Data provided:
+ + +

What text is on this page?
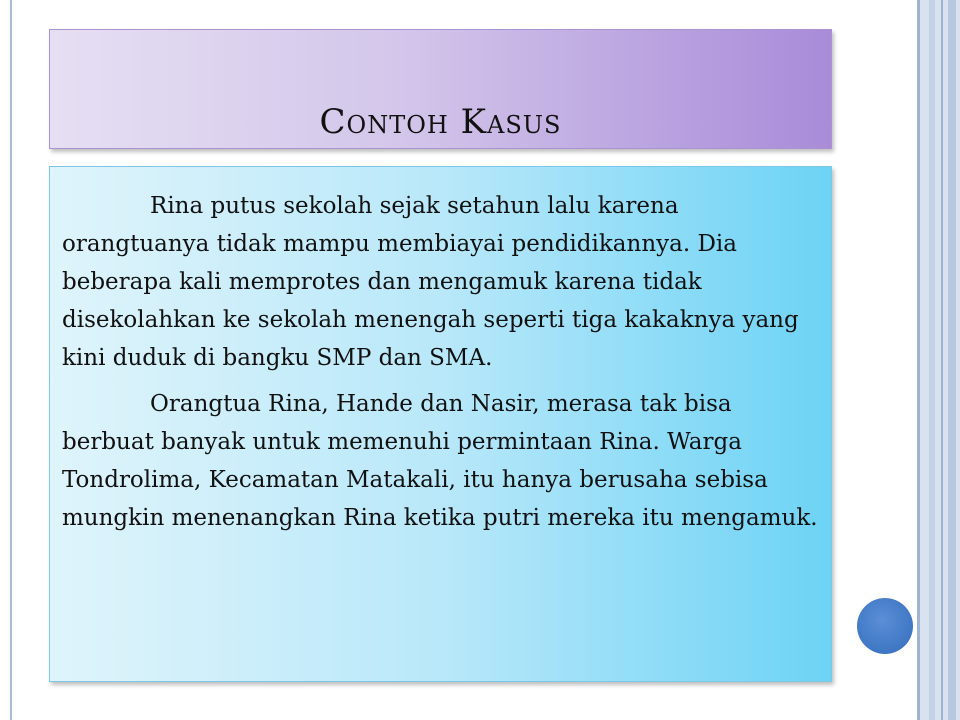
Contoh Kasus

Rina putus sekolah sejak setahun lalu karena orangtuanya tidak mampu membiayai pendidikannya. Dia beberapa kali memprotes dan mengamuk karena tidak disekolahkan ke sekolah menengah seperti tiga kakaknya yang kini duduk di bangku SMP dan SMA.

Orangtua Rina, Hande dan Nasir, merasa tak bisa berbuat banyak untuk memenuhi permintaan Rina. Warga Tondrolima, Kecamatan Matakali, itu hanya berusaha sebisa mungkin menenangkan Rina ketika putri mereka itu mengamuk.
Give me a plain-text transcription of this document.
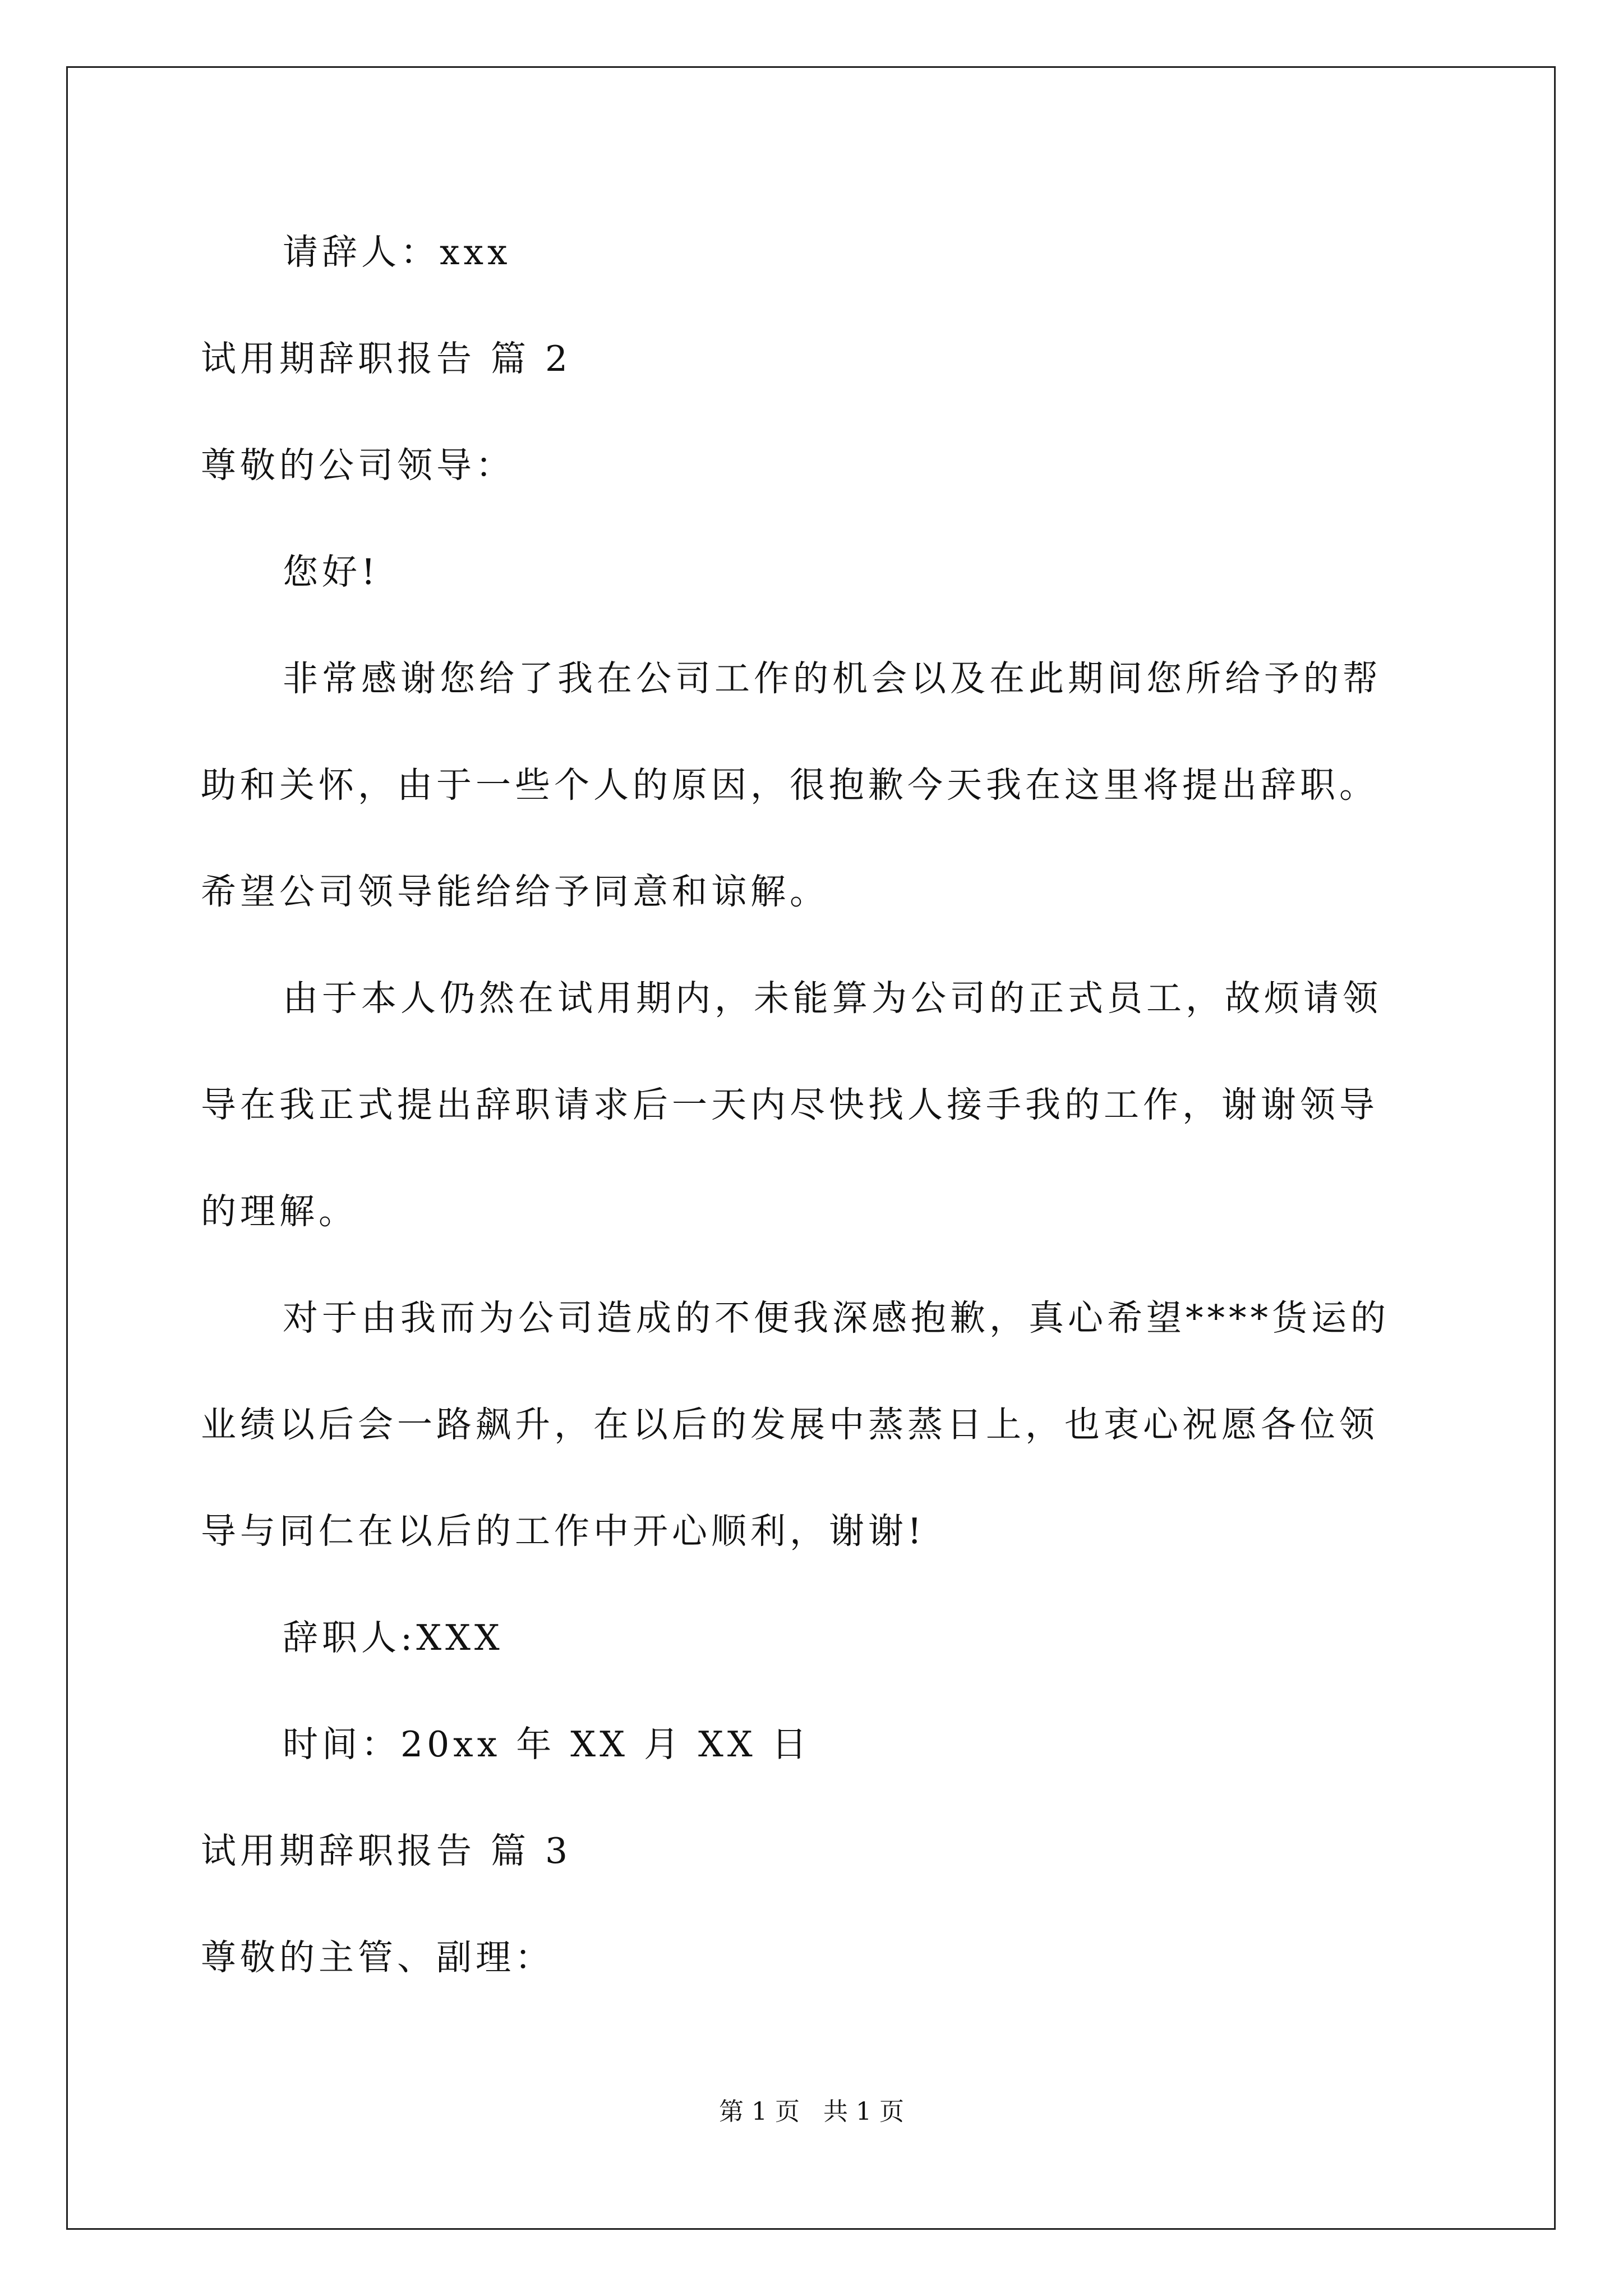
请辞人：xxx
试用期辞职报告 篇 2
尊敬的公司领导：
您好!
非常感谢您给了我在公司工作的机会以及在此期间您所给予的帮
助和关怀，由于一些个人的原因，很抱歉今天我在这里将提出辞职。
希望公司领导能给给予同意和谅解。
由于本人仍然在试用期内，未能算为公司的正式员工，故烦请领
导在我正式提出辞职请求后一天内尽快找人接手我的工作，谢谢领导
的理解。
对于由我而为公司造成的不便我深感抱歉，真心希望****货运的
业绩以后会一路飙升，在以后的发展中蒸蒸日上，也衷心祝愿各位领
导与同仁在以后的工作中开心顺利，谢谢!
辞职人:XXX
时间：20xx 年 XX 月 XX 日
试用期辞职报告 篇 3
尊敬的主管、副理：
第 1 页   共 1 页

+ + +

Identify the lines above with the word "this". Copy them.

What text is on this page?
Give me a plain-text transcription of this document.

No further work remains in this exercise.